Document text:
━━━━━━━━

UNITED STATES DISTRICT COURT EASTERN DISTRICT OF NEW YORK
Jan 9, 2014
13-CR-205 (ARR) (E.D.N.Y. Jan. 9, 2014)

Opinion

13-CR-205 (ARR)

01-09-2014

UNITED STATES OF AMERICA, Plaintiff, v. COURTNEY MELVILLE, Defendant.


NOT FOR ELECTRONIC

OR PRINT PUBLICATION


OPINION & ORDER

ROSS, United States District Judge:

On October 25, 2013, I held a plea hearing in the case of defendant Courtney Melville and accepted Mr. Melville's guilty plea as to one count of Hobbs Act robbery in violation of Title 18, United States Code, Section 1951(a) and one count of unlawful use of a firearm in connection with the robbery in violation of Title 18, United States Code, Section 924(c)(1)(A)(ii). The firearms count to which Mr. Melville pleaded guilty carries with it a mandatory minimum term of imprisonment of seven years where the firearm was "brandished" within the meaning of the statute. Now before me is Mr. Melville's letter, dated November 12, 2013, in which he asks that he be permitted to withdraw his guilty plea, or alternatively that the Court dismiss the firearm count to which he pleaded guilty, unless the Court provides what he refers to as a "Proof of Claim" showing that there was not a misapplication of the statute for the firearms count. No. 13-CR-205 (ARR), Dkt. #49.

━━━━━━━━

Box annotation records:
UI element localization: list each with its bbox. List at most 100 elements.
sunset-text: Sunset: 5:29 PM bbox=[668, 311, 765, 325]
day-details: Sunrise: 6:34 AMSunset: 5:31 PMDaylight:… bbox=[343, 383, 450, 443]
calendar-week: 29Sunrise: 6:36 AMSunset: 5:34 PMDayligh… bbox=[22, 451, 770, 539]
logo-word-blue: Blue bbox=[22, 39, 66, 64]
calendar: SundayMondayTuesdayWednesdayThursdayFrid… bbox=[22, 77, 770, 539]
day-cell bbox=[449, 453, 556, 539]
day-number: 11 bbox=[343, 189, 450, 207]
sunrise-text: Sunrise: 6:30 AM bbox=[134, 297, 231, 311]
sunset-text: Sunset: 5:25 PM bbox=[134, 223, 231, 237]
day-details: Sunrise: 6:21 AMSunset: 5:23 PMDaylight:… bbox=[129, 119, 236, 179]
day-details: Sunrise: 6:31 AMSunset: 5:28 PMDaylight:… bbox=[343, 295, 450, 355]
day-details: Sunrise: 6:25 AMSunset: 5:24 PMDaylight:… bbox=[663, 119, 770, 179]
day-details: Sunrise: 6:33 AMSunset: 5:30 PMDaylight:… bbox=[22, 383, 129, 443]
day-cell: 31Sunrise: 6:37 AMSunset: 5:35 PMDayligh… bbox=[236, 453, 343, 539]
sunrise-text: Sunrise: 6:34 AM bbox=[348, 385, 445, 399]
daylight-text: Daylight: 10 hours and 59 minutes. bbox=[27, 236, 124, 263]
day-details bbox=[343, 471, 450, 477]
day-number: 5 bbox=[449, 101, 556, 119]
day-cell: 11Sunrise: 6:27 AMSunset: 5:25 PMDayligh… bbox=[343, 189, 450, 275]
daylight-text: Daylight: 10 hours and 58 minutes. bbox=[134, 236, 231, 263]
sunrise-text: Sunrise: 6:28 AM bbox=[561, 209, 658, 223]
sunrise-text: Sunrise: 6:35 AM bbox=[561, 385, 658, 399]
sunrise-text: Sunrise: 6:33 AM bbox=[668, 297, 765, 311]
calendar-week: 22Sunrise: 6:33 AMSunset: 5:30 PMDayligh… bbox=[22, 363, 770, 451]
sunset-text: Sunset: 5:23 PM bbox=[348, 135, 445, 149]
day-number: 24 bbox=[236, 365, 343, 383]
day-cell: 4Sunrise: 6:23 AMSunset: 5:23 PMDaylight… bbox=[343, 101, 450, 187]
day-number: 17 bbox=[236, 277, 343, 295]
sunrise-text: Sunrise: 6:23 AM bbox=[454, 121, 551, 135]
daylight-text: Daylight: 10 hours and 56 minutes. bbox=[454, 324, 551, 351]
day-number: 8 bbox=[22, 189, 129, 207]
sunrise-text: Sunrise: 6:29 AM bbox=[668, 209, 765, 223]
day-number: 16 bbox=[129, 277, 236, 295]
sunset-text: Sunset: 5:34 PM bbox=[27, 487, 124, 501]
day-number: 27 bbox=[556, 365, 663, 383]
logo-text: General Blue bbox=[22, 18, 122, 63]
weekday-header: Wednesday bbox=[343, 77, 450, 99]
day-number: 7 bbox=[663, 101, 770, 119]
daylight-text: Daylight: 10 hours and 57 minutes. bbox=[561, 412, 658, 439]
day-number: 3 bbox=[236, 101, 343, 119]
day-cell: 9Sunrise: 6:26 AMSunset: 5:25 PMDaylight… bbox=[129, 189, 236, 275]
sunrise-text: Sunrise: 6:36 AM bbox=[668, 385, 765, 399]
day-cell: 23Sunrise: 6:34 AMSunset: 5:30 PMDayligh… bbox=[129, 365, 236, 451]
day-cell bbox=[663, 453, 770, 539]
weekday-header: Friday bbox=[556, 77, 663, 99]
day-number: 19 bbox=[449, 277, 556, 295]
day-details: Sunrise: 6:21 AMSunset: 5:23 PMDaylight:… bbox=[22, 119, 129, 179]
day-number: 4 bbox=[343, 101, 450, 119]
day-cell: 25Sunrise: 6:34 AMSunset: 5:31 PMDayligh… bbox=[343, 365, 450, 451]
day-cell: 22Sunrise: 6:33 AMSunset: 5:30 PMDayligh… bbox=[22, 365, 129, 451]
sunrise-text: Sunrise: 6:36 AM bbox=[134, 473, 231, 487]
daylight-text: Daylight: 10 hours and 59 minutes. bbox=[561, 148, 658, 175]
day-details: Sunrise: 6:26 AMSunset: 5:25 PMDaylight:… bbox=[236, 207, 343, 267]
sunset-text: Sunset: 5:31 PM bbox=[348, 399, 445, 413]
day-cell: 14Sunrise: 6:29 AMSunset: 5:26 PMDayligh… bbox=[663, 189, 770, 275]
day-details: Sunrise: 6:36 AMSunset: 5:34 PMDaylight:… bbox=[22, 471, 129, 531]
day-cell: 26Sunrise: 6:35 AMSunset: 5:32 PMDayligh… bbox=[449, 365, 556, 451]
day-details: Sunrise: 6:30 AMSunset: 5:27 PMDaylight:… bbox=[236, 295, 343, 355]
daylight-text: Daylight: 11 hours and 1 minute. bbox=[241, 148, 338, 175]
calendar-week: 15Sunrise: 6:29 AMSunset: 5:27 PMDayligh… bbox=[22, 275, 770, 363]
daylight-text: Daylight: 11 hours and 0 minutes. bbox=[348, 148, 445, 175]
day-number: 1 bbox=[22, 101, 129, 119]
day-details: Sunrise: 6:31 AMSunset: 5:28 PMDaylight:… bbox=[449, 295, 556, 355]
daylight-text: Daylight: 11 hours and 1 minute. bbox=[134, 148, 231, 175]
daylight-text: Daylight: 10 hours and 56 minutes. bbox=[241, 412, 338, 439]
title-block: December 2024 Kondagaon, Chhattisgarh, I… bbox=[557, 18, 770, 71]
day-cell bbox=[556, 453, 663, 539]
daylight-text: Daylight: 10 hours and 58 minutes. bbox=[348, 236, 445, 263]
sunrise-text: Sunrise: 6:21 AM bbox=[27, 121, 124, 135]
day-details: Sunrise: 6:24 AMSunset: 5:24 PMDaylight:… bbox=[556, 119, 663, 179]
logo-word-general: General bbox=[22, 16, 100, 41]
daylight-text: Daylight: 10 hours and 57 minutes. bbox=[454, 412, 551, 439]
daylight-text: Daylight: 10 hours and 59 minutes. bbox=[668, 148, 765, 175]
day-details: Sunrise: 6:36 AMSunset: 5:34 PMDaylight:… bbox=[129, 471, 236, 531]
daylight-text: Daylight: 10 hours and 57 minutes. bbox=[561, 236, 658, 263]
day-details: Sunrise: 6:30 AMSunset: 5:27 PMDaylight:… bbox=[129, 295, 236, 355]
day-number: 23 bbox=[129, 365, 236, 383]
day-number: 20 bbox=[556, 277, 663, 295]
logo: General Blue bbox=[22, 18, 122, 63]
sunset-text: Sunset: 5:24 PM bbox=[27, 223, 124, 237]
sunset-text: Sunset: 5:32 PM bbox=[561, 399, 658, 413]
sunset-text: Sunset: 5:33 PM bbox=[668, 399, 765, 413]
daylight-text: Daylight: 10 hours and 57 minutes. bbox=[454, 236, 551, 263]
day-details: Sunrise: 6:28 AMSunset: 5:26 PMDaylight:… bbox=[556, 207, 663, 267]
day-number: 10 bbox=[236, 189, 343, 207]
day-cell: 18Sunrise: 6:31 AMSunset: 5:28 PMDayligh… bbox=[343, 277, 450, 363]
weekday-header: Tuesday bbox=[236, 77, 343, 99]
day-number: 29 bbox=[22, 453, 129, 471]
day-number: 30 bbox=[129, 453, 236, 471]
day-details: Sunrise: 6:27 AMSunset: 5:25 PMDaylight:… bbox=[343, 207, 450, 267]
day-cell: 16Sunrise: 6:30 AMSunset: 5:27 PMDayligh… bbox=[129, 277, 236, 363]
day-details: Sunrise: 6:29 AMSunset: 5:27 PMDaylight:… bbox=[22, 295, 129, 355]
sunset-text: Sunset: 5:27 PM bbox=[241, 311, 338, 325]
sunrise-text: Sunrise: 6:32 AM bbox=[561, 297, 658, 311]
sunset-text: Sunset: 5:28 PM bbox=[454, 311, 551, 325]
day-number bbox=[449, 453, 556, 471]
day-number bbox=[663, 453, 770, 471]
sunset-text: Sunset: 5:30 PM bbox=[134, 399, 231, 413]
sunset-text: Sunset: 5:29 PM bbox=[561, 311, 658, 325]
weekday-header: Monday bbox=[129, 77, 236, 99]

━━━━━━━━

Exercise set:
(A) Answer these questions from the court opinion on Courtney Melville's guilty plea:
(i) On what date was the plea hearing held?
(ii) What mandatory minimum term of imprisonment does the firearms count carry where the firearm was "brandished"?
(iii) What is the date of Mr. Melville's letter?
(B) Please reproduce the court opinion word for word, from "UNITED STATES DISTRICT COURT" up to and including "COURTNEY MELVILLE, Defendant.".
(C) Write the next part of the court opinion on Courtney Melville's guilty plea, picking up after its last sentence.
The listing has no connection to the court opinion.

Answers given:
(A)
(i) October 25, 2013
(ii) Seven years
(iii) November 12, 2013

(B)
UNITED STATES DISTRICT COURT EASTERN DISTRICT OF NEW YORK
Jan 9, 2014
13-CR-205 (ARR) (E.D.N.Y. Jan. 9, 2014)

Opinion

13-CR-205 (ARR)

01-09-2014

UNITED STATES OF AMERICA, Plaintiff, v. COURTNEY MELVILLE, Defendant.

(C)
On December 18, 2013, I held a hearing as to Mr. Melville's letter and the government's response. Dkt. #51. At the hearing, Mr. Melville asked for additional time to submit a reply to the government's papers, and I granted that request. A further hearing was set for Mr. Melville's motion to be decided on January 9, 2014, and Mr. Melville was given until one week prior to the January 9 hearing to submit his reply papers further explaining his position. Mr. Melville failed to submit any papers and refused to appear for the scheduled hearing on January 9. Accordingly, having reviewed Mr. Melville's original letter motion as well as the government's response letter, I now deny Mr. Melville's motion for the reasons set forth below.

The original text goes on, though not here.